Figure collection entries:
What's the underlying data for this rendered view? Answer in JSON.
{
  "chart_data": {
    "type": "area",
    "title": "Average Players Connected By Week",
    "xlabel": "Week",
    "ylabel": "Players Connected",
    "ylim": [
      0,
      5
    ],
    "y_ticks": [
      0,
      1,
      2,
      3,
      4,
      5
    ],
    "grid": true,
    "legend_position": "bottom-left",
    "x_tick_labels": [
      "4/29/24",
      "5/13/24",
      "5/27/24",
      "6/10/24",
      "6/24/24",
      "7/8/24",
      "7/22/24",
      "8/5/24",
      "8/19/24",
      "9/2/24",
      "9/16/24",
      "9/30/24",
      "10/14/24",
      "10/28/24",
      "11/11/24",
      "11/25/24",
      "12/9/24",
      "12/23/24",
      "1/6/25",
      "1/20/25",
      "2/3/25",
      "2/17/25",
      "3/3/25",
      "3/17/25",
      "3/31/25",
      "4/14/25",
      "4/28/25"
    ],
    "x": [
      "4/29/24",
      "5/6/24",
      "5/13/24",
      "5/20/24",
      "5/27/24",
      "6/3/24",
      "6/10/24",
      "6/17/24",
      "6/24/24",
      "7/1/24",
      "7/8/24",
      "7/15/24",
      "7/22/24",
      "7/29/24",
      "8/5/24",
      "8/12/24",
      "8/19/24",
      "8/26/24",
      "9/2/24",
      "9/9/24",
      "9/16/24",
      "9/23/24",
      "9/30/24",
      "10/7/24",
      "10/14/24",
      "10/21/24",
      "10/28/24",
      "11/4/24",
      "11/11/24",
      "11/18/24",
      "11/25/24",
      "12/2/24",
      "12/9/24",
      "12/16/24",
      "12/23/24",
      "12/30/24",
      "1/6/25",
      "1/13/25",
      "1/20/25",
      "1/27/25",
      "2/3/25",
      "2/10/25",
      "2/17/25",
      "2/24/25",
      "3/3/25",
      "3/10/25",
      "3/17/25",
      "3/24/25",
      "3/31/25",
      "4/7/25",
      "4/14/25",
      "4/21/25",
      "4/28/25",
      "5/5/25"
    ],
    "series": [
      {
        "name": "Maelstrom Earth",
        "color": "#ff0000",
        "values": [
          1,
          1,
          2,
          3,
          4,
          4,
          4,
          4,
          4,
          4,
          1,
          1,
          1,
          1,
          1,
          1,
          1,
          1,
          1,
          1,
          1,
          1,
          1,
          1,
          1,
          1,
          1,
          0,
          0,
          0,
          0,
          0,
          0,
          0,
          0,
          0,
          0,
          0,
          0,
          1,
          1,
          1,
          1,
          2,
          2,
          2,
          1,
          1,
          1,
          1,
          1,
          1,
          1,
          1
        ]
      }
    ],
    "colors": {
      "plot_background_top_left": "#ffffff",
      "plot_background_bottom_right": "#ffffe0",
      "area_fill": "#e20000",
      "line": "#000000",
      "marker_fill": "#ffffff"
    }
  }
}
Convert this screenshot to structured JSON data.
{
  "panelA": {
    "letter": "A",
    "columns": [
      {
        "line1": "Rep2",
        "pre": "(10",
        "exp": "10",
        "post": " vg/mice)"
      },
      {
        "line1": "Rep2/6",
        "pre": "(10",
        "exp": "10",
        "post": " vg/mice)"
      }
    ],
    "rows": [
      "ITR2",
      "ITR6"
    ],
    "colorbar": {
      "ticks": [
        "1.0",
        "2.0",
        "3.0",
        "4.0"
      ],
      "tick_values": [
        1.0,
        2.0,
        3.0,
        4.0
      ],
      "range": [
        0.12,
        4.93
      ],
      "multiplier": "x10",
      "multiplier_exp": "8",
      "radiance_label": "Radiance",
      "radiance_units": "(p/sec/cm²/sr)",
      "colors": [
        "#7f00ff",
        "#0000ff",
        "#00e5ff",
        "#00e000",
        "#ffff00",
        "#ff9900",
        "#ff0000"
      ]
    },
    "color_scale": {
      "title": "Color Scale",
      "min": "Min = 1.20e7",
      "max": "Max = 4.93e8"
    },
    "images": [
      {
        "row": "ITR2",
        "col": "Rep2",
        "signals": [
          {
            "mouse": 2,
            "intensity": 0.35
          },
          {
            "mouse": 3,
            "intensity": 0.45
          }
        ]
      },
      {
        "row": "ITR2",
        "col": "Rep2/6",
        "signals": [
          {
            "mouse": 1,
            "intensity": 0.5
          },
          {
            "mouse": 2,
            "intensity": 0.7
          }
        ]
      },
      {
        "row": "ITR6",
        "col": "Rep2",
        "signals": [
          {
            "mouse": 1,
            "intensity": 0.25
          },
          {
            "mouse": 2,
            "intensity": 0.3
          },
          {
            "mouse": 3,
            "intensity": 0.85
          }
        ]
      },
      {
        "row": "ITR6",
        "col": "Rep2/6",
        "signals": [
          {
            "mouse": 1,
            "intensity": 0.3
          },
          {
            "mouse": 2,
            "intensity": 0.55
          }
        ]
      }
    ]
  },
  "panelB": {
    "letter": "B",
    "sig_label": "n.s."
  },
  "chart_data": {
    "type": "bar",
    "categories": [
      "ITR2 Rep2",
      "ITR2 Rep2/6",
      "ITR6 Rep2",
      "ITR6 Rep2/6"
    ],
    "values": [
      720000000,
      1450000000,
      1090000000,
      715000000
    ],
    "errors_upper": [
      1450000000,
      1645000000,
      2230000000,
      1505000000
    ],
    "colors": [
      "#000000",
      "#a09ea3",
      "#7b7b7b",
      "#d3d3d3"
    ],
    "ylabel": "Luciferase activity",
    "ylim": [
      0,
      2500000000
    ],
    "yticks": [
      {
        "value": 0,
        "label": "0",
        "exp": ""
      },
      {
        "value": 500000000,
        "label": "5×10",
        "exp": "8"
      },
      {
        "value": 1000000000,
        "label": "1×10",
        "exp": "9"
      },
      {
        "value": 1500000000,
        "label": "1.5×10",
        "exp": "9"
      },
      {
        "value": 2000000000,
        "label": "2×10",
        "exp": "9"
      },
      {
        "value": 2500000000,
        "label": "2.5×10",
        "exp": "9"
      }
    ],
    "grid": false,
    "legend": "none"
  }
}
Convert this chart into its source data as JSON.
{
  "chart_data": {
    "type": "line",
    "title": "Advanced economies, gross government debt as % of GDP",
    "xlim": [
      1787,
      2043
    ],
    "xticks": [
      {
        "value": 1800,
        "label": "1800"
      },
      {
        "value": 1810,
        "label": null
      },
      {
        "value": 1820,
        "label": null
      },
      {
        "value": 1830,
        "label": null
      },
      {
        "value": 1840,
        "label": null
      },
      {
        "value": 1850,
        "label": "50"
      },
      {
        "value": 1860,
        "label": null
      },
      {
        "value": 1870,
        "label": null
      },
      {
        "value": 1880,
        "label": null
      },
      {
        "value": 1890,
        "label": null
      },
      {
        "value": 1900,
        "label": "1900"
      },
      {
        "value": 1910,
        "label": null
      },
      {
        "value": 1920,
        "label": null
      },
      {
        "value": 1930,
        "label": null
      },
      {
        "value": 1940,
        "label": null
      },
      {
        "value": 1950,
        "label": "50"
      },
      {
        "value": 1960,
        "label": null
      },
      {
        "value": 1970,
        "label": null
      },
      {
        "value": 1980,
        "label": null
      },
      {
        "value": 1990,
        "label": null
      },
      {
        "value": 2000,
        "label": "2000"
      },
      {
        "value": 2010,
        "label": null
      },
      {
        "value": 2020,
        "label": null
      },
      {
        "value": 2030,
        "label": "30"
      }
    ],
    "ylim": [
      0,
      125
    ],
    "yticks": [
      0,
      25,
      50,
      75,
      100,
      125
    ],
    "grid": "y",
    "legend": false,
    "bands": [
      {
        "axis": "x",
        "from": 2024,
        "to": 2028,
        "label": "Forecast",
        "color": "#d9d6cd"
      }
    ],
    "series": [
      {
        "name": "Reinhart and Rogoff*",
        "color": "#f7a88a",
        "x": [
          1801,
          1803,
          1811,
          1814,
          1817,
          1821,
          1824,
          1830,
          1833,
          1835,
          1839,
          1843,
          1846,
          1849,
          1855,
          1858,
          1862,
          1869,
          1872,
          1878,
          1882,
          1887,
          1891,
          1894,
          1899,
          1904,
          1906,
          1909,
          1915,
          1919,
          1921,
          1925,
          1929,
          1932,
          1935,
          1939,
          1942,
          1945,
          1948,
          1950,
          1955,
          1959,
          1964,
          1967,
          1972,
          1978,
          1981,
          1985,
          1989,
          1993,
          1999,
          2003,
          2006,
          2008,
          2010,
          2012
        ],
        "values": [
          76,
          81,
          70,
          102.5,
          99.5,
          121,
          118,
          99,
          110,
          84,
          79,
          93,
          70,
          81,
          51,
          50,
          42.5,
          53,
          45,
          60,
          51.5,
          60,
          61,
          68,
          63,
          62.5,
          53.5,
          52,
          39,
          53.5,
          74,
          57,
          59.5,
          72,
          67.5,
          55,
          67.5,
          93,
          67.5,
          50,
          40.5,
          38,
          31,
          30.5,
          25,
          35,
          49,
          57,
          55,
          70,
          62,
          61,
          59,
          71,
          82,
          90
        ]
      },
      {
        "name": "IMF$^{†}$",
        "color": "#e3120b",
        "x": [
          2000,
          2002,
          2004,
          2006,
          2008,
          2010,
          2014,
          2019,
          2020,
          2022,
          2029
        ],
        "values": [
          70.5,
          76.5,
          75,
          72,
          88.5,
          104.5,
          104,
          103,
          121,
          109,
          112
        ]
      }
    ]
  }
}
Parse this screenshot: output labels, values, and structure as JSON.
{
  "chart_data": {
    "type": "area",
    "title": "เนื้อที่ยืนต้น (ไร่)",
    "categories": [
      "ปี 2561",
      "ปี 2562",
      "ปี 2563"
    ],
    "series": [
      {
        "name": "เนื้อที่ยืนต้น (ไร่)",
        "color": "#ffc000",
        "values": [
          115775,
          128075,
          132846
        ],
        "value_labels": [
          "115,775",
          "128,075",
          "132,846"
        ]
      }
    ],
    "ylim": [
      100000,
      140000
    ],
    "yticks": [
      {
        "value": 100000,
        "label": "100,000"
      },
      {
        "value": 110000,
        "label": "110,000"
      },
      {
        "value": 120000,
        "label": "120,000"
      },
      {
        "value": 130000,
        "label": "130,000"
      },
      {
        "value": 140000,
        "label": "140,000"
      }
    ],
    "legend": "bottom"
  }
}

Aim of the exercise: Copy, from the material above, each line in which the string "ffffff" occurs.

Full output:
      "plot_background_top_left": "#ffffff",
      "marker_fill": "#ffffff"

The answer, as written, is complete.